■ Exercise objective: Could you set down all of the data again, exactly as it stands?

■ Records excerpted from a collection:
= Beginning of Section =

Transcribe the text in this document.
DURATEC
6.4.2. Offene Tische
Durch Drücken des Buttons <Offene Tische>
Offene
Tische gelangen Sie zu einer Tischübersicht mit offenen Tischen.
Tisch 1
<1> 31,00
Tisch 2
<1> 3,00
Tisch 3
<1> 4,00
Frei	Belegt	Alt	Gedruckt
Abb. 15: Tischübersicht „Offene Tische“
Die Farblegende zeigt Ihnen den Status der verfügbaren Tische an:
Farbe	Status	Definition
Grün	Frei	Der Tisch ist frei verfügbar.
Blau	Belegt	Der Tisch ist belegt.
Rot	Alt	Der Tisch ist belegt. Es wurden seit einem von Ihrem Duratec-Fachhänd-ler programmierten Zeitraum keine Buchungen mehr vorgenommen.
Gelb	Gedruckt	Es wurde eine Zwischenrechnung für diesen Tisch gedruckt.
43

= End of Section =

■ Solution to the problem:
Transcribe the text in this document.
DURATEC
6.4.2. Offene Tische
Durch Drücken des Buttons <Offene Tische>
Offene
Tische gelangen Sie zu einer Tischübersicht mit offenen Tischen.
Tisch 1
<1> 31,00
Tisch 2
<1> 3,00
Tisch 3
<1> 4,00
Frei	Belegt	Alt	Gedruckt
Abb. 15: Tischübersicht „Offene Tische“
Die Farblegende zeigt Ihnen den Status der verfügbaren Tische an:
Farbe	Status	Definition
Grün	Frei	Der Tisch ist frei verfügbar.
Blau	Belegt	Der Tisch ist belegt.
Rot	Alt	Der Tisch ist belegt. Es wurden seit einem von Ihrem Duratec-Fachhänd-ler programmierten Zeitraum keine Buchungen mehr vorgenommen.
Gelb	Gedruckt	Es wurde eine Zwischenrechnung für diesen Tisch gedruckt.
43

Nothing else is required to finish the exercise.